---- SUPPLIED DATA
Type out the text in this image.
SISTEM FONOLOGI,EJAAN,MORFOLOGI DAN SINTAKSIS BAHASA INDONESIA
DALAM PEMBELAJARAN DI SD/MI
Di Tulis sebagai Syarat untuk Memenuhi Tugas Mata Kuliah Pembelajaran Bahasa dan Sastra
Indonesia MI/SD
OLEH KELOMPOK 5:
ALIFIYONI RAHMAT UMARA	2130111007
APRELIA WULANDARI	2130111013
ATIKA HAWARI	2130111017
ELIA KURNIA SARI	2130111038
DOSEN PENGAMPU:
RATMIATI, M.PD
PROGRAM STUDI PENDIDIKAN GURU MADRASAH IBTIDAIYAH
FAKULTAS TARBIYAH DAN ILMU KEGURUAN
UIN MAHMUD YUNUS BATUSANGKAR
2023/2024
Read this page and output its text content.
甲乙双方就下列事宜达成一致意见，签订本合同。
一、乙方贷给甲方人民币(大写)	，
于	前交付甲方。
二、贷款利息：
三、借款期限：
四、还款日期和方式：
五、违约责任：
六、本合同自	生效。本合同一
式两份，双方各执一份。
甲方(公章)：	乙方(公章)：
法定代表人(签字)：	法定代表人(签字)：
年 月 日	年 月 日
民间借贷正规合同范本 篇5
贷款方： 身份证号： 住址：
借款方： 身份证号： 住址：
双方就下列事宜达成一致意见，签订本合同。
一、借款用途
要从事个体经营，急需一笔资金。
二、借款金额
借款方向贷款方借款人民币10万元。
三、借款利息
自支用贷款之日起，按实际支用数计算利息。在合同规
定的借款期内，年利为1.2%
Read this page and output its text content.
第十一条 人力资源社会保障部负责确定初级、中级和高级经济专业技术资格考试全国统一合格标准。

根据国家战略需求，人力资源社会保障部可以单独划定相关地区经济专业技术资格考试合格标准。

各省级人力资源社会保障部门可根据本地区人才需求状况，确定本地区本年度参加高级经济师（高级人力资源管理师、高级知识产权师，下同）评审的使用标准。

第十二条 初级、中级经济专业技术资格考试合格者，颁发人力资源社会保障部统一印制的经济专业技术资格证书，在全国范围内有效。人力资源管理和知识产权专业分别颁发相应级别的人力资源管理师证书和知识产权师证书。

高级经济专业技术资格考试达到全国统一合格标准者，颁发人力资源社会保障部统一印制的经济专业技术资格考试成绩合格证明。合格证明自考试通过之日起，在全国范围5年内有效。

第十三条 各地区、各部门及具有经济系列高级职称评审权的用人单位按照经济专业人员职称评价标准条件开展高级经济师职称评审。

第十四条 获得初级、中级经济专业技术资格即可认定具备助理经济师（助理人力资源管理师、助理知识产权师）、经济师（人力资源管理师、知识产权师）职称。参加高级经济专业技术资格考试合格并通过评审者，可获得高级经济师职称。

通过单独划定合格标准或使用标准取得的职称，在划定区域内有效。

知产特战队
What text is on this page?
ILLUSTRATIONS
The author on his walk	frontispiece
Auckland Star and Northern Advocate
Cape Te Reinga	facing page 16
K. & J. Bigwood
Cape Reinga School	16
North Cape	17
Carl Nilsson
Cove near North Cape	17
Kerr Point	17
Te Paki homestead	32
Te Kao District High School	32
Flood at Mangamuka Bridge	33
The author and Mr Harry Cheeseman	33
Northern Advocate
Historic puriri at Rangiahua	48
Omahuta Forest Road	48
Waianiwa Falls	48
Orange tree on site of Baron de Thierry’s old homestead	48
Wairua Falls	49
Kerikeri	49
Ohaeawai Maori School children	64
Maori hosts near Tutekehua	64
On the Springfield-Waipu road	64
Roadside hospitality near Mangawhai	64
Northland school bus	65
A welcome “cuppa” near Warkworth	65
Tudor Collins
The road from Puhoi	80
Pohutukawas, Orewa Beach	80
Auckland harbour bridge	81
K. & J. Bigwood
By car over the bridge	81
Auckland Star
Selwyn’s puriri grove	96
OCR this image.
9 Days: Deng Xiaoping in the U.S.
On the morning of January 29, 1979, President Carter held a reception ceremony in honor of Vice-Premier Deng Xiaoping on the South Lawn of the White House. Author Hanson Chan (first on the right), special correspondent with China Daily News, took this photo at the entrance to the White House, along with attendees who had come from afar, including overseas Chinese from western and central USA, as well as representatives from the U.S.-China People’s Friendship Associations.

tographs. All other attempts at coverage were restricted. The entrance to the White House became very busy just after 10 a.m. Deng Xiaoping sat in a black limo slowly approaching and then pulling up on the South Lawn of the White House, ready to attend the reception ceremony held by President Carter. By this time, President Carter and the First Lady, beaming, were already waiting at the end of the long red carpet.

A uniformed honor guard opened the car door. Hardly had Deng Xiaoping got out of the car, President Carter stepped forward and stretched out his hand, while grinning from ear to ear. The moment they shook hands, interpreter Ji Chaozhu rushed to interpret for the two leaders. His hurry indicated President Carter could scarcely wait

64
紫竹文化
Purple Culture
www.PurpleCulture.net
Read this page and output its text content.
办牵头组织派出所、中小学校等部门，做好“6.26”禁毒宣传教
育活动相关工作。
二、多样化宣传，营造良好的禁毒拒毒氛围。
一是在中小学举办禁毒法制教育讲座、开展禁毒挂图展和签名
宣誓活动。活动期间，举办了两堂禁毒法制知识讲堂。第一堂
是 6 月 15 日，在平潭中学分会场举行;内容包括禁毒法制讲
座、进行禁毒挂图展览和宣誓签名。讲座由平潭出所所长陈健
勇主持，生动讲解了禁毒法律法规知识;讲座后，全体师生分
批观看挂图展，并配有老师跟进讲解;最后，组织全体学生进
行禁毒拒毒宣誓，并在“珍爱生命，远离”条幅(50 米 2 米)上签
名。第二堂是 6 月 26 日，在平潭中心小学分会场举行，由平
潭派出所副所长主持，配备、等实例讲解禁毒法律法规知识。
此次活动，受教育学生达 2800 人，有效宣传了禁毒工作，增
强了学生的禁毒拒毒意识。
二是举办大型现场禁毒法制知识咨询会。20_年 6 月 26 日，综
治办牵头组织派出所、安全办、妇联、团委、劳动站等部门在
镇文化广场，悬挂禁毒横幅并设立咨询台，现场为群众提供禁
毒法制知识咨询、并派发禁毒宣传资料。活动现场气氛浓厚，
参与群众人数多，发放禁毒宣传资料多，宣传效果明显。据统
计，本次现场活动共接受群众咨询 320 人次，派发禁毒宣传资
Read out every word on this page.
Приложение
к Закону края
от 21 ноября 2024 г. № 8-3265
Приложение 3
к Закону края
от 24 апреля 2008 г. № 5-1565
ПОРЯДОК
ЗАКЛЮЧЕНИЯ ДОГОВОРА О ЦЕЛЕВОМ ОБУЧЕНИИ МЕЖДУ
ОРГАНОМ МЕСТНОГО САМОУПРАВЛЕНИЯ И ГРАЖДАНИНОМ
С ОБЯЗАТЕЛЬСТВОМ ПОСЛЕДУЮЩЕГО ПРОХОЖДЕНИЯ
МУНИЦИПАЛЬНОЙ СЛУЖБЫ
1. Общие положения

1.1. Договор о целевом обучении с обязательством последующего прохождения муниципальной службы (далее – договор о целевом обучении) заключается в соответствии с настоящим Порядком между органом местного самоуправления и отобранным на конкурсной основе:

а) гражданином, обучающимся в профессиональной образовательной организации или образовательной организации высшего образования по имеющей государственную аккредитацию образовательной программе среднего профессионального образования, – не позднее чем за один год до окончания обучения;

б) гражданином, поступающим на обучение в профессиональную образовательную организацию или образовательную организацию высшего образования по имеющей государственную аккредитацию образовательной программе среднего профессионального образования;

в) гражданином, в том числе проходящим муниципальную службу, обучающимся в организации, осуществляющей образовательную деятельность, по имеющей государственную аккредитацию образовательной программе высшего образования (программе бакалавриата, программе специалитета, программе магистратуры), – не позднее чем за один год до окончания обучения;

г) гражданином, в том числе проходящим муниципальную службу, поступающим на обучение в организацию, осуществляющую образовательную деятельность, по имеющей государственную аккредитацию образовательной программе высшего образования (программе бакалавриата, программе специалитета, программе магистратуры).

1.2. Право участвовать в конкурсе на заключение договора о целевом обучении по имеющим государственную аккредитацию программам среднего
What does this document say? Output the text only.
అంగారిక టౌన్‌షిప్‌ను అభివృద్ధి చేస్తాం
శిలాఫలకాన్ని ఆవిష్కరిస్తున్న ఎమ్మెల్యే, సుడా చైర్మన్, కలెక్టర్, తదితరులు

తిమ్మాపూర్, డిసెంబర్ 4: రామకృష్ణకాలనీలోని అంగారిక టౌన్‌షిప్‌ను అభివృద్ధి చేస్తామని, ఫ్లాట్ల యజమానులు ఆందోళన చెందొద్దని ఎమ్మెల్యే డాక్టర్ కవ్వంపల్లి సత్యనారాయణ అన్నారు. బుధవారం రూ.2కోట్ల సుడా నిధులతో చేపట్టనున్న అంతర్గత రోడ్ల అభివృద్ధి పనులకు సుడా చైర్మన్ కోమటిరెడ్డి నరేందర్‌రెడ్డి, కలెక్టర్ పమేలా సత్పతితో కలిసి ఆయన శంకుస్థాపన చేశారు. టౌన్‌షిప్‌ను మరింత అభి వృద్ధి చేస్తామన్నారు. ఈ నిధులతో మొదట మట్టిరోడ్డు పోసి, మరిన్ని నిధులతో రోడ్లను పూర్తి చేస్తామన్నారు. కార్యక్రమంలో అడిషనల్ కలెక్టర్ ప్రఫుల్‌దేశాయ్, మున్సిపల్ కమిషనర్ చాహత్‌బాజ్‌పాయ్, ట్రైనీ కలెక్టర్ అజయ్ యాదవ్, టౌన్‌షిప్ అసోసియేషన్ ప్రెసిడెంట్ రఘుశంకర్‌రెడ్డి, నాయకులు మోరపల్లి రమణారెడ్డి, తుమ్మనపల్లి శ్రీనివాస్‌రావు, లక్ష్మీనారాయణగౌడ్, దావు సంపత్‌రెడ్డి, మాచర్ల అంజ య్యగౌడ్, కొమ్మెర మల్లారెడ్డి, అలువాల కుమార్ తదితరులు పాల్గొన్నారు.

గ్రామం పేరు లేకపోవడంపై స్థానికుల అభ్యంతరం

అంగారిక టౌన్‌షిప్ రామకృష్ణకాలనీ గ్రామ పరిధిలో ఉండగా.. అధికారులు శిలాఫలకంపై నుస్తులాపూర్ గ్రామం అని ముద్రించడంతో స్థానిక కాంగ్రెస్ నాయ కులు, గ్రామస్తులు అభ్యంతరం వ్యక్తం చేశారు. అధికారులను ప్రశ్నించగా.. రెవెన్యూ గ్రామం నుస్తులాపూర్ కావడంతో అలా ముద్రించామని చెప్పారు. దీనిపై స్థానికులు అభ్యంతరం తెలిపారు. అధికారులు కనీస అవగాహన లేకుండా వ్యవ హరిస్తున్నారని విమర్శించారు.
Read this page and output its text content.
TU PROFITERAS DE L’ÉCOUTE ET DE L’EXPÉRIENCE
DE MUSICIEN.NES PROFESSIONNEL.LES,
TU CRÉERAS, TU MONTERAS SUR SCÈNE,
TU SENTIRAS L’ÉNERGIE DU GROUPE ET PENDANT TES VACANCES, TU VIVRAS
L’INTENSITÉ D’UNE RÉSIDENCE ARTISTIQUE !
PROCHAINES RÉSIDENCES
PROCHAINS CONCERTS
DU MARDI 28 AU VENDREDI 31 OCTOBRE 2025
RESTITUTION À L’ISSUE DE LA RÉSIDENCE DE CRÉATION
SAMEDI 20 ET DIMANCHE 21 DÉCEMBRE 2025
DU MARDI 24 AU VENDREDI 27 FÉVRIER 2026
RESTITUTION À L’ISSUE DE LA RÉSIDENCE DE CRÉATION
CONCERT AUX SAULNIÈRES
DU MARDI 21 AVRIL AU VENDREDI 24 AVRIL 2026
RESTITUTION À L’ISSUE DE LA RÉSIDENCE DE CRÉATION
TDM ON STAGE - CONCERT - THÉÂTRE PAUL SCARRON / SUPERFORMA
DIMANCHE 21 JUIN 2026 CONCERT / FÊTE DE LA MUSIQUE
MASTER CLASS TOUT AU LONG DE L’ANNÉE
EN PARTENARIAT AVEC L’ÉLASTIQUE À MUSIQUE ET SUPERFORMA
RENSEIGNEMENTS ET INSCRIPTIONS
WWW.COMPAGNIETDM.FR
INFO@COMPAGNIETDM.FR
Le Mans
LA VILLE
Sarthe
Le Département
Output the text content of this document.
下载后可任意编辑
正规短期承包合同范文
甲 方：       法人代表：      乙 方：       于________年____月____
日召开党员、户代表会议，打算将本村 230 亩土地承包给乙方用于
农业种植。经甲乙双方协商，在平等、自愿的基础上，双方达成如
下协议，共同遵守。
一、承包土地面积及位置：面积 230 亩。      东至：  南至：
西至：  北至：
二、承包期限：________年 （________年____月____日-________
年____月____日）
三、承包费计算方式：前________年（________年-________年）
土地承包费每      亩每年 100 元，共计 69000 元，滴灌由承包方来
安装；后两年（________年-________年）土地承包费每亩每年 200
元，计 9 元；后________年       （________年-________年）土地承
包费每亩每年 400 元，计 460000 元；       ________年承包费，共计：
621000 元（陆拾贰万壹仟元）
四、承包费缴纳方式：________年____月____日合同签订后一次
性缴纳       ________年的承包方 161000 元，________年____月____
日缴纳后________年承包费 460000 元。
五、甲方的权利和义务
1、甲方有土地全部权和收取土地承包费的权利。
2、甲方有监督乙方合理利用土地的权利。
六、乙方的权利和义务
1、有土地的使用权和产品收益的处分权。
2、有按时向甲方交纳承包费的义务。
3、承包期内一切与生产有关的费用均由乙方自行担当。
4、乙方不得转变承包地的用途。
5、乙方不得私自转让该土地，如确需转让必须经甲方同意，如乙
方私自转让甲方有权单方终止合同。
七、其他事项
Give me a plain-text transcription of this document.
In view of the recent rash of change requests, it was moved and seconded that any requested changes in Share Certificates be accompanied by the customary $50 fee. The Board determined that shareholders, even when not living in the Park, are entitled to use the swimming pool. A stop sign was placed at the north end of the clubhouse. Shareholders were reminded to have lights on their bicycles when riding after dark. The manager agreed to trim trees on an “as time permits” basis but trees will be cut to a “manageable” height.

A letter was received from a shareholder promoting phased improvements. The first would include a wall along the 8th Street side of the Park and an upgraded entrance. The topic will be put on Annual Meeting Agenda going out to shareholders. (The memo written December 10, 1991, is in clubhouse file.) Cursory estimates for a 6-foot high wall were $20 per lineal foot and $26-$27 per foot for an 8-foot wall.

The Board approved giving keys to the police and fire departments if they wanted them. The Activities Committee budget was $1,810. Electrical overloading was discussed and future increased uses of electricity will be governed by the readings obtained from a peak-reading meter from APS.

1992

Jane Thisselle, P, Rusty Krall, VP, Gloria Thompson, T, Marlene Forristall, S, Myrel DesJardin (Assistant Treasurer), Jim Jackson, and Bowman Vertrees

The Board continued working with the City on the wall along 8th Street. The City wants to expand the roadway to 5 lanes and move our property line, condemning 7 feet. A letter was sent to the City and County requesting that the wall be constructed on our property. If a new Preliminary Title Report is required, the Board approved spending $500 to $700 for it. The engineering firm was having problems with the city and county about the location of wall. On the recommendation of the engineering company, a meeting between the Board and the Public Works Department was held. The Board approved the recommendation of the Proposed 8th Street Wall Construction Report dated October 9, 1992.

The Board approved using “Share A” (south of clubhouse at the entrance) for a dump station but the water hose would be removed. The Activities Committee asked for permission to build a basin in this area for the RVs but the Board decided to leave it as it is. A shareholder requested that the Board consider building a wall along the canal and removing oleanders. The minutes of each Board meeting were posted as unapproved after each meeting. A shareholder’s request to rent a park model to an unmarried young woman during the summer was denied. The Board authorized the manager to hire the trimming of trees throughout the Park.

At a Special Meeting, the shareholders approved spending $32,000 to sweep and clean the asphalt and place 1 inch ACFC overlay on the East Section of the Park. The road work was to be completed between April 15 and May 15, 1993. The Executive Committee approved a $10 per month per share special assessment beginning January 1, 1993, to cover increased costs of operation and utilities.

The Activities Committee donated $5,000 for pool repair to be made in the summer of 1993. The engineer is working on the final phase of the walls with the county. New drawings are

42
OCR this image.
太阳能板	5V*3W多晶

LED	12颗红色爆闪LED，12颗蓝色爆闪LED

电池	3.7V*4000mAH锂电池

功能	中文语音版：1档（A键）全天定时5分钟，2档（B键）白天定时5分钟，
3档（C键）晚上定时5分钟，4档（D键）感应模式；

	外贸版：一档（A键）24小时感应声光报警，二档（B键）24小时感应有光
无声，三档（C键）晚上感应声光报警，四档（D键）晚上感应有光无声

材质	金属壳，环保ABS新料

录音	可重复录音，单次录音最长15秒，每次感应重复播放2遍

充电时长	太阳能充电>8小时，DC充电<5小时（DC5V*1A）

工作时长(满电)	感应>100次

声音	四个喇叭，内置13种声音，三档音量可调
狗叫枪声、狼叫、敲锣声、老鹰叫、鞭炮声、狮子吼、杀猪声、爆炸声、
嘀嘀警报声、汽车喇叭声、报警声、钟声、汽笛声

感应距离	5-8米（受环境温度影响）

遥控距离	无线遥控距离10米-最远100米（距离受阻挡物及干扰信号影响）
--------
Show every line from the listing above in which the string "签订本合同" appears.

甲乙双方就下列事宜达成一致意见，签订本合同。
双方就下列事宜达成一致意见，签订本合同。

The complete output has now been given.